Search the records for "title" and copy each line that holds it.
===== Stored data
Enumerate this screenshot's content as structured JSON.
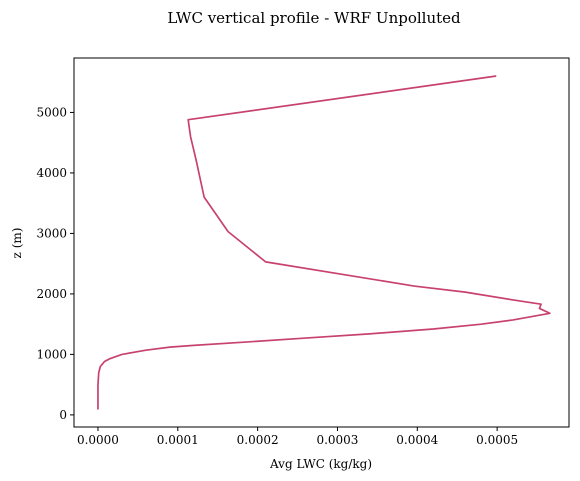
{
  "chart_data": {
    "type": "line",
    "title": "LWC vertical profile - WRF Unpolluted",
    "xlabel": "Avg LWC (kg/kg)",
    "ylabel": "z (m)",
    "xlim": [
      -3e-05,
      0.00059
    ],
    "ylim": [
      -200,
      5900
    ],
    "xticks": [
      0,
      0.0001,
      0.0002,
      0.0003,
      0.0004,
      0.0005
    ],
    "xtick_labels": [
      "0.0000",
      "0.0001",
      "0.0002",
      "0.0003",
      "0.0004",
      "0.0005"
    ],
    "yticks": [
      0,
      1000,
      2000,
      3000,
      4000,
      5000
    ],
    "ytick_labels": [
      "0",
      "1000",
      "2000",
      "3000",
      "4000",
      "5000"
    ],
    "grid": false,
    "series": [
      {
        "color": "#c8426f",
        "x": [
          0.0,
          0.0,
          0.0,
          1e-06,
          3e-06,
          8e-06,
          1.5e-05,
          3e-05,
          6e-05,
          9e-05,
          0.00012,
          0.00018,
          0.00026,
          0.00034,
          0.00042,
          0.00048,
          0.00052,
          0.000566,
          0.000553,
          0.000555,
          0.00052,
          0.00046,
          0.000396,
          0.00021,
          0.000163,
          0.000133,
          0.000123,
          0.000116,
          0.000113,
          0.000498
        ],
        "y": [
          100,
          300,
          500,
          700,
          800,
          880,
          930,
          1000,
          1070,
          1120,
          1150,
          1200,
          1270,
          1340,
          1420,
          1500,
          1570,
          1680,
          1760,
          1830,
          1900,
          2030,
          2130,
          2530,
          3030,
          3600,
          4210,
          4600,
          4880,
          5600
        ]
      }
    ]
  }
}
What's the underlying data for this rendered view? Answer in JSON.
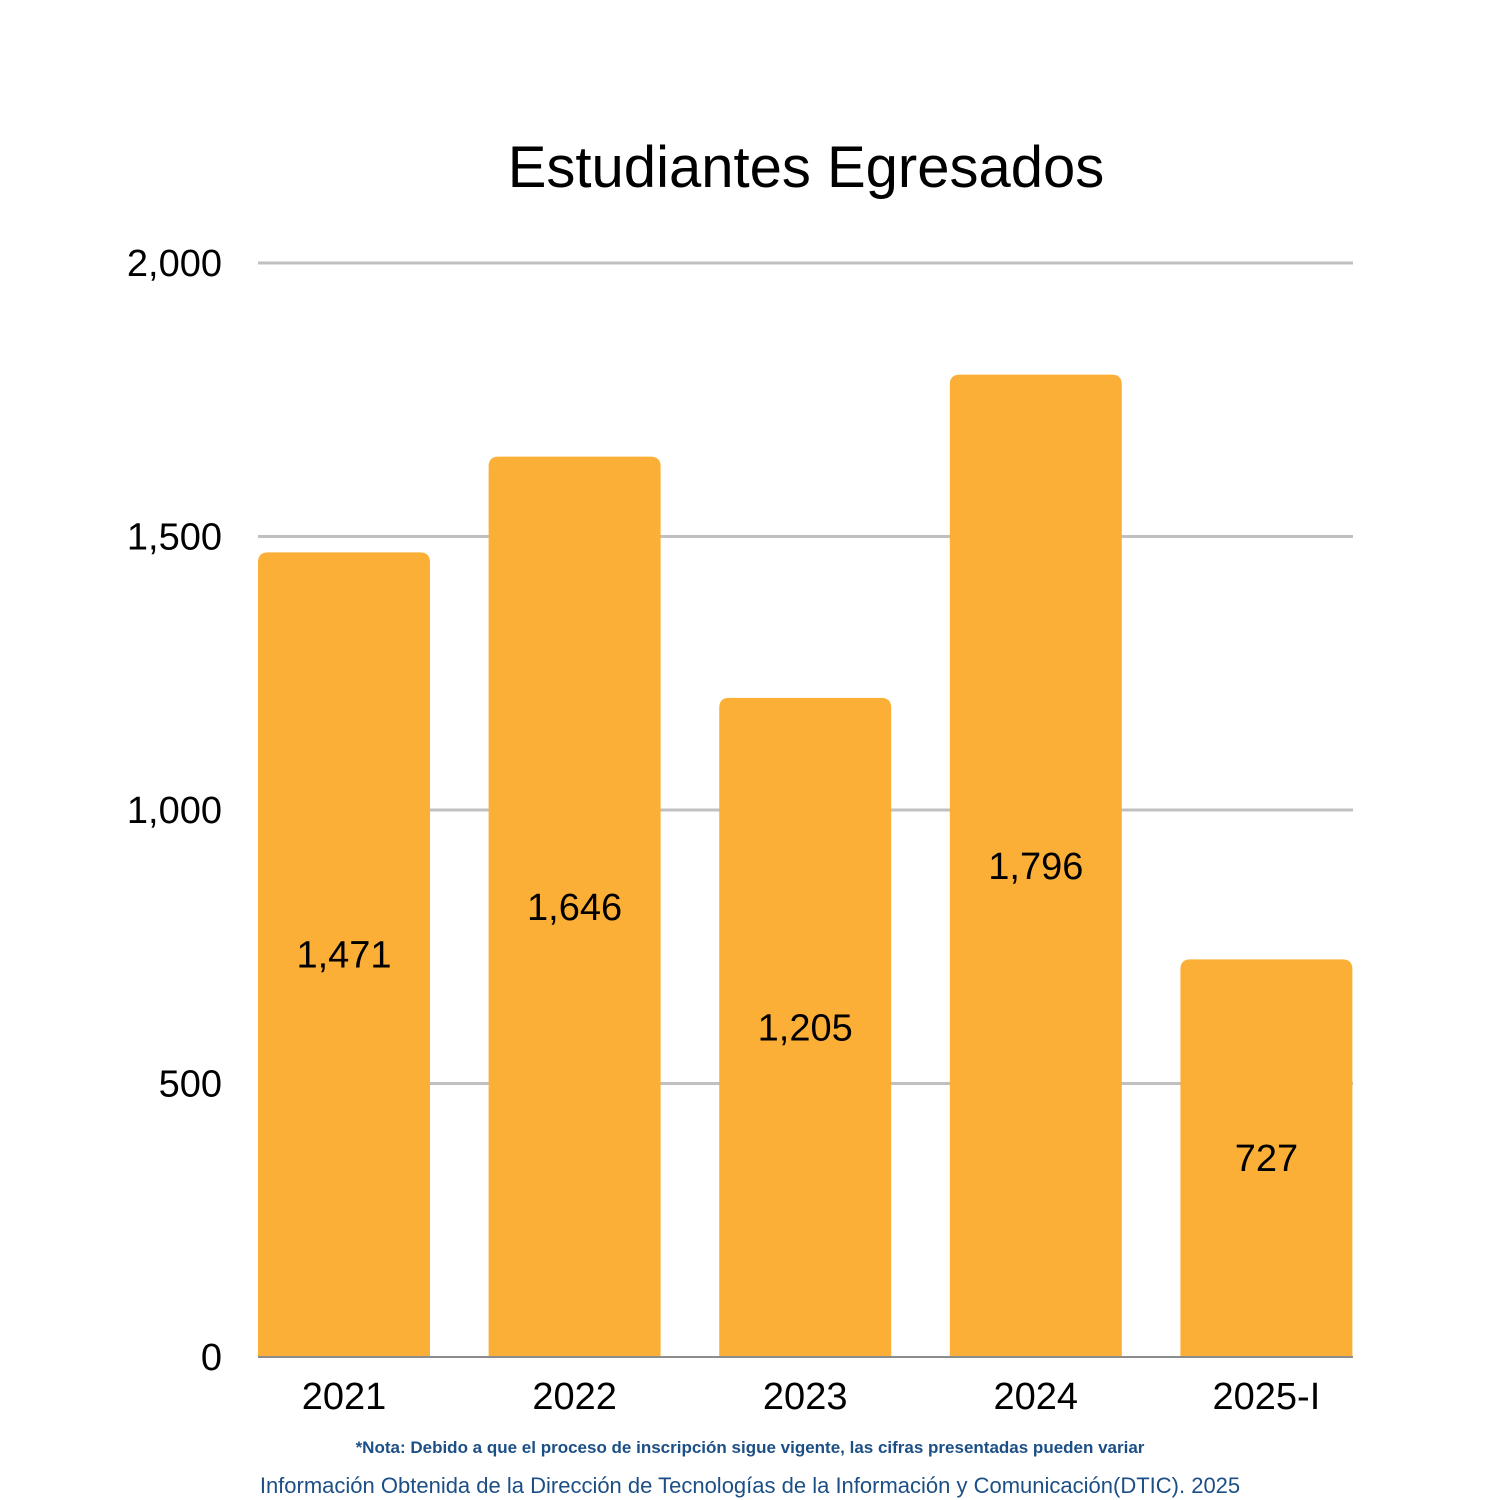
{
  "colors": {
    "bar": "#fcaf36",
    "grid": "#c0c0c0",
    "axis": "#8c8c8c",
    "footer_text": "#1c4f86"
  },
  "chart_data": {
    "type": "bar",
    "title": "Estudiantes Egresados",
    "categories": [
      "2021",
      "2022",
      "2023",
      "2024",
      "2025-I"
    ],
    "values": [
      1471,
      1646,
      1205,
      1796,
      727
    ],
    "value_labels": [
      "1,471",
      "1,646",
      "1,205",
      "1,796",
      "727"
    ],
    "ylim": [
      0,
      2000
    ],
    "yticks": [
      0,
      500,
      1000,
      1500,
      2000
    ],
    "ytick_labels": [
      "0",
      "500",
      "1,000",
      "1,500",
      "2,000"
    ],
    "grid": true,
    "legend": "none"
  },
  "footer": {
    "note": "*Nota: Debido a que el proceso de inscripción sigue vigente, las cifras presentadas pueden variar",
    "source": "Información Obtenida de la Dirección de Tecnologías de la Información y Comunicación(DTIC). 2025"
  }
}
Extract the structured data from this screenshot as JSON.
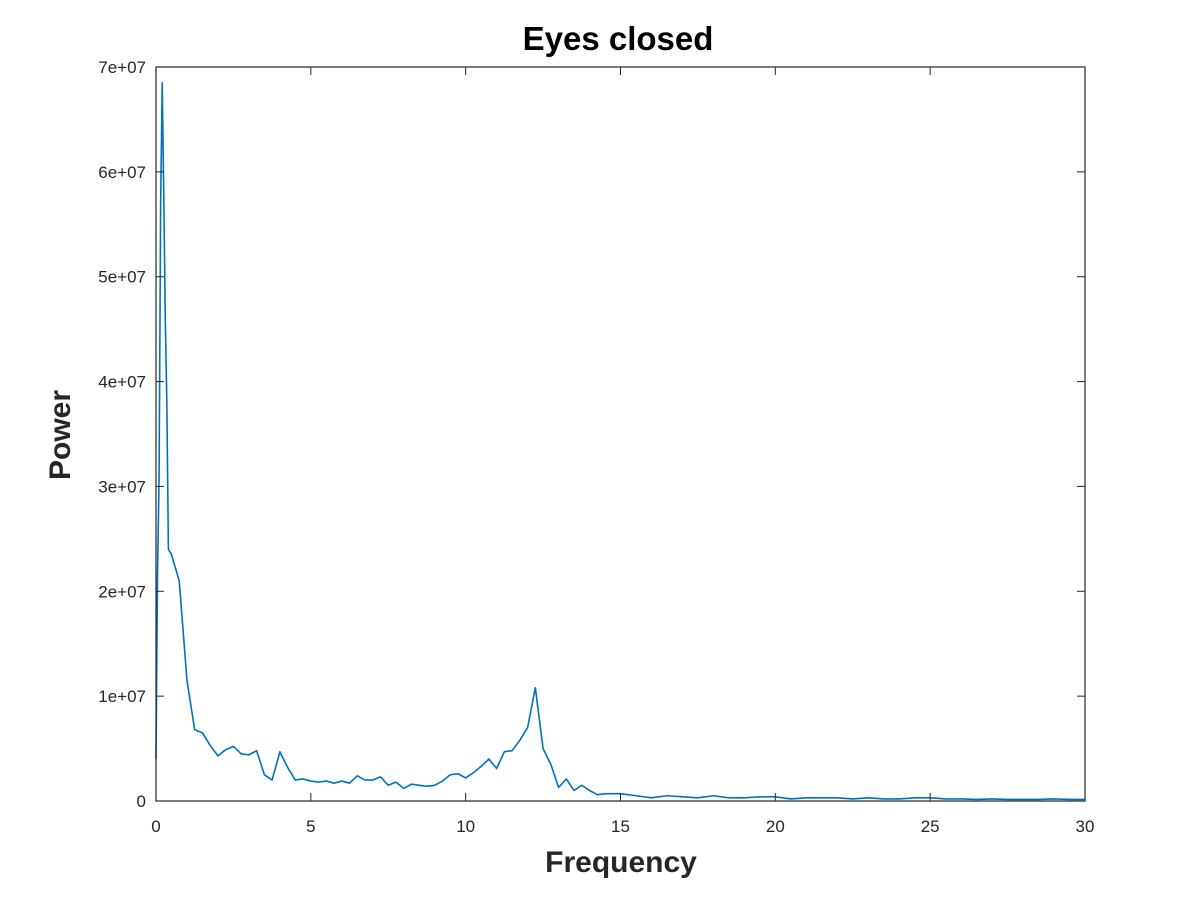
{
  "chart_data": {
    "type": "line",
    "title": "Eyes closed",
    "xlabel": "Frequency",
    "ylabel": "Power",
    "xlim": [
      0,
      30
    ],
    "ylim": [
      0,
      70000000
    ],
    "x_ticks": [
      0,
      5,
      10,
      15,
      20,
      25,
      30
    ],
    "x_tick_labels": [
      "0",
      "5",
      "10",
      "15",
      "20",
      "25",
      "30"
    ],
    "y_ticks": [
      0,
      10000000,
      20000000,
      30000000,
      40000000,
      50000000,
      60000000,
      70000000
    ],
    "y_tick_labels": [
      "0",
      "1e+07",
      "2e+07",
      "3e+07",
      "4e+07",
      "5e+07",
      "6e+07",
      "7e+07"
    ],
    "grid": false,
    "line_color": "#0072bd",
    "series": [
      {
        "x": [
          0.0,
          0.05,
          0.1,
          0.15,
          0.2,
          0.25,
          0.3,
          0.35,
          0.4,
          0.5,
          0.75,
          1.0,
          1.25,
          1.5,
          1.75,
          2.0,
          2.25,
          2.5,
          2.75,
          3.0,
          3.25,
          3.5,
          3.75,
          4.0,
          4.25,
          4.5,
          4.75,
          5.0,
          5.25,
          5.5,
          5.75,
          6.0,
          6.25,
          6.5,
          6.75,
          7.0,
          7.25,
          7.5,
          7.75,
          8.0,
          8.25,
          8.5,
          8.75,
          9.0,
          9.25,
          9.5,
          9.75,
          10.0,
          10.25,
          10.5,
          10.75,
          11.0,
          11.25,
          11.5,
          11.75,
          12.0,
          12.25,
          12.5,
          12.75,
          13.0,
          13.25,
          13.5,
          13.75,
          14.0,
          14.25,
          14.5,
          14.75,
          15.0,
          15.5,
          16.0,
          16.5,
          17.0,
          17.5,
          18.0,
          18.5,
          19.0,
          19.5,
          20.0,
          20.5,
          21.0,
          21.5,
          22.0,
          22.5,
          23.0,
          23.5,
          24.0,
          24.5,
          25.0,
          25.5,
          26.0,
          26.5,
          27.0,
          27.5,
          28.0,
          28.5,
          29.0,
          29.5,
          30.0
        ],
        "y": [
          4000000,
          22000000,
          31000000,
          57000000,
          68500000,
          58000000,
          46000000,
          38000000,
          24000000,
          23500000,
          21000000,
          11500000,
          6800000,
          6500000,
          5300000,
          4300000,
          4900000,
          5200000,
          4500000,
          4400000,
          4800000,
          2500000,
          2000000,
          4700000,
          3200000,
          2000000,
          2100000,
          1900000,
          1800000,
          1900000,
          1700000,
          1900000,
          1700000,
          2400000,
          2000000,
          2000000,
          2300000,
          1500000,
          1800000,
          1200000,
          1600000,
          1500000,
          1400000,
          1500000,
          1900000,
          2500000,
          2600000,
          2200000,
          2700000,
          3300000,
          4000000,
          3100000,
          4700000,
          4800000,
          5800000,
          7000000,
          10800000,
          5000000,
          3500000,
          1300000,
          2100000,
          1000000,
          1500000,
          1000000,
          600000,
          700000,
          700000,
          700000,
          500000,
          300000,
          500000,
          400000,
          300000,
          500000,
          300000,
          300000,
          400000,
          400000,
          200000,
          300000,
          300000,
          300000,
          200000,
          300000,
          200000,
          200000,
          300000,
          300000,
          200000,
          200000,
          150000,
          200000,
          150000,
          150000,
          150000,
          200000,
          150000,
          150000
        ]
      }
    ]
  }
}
==========
Response for this exercise:
    "title": "LWC vertical profile - WRF Unpolluted",
    "title": "Estudiantes Egresados",
    "title": "Eyes closed",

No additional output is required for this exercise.